DIRECTIONS FOR THIS TASK - Please count the lines in the data below that contain the string "interactable", with case counting, and reply with the number alone.

------------------------

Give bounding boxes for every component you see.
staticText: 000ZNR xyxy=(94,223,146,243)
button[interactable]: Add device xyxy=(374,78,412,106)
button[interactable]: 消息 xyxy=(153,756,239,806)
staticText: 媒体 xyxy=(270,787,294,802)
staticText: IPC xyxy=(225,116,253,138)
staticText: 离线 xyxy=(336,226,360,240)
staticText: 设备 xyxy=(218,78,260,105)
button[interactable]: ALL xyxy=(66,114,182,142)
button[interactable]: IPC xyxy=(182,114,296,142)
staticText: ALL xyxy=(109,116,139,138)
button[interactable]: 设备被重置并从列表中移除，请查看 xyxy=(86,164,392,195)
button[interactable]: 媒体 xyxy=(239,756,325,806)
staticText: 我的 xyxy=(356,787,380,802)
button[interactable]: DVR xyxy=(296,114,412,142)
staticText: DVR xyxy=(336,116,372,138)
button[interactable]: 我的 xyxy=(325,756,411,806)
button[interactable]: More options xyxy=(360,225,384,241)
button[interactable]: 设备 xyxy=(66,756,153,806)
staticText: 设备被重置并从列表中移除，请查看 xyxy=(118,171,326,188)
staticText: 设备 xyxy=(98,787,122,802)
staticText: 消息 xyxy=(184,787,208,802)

------------------------

THE RESULT - 10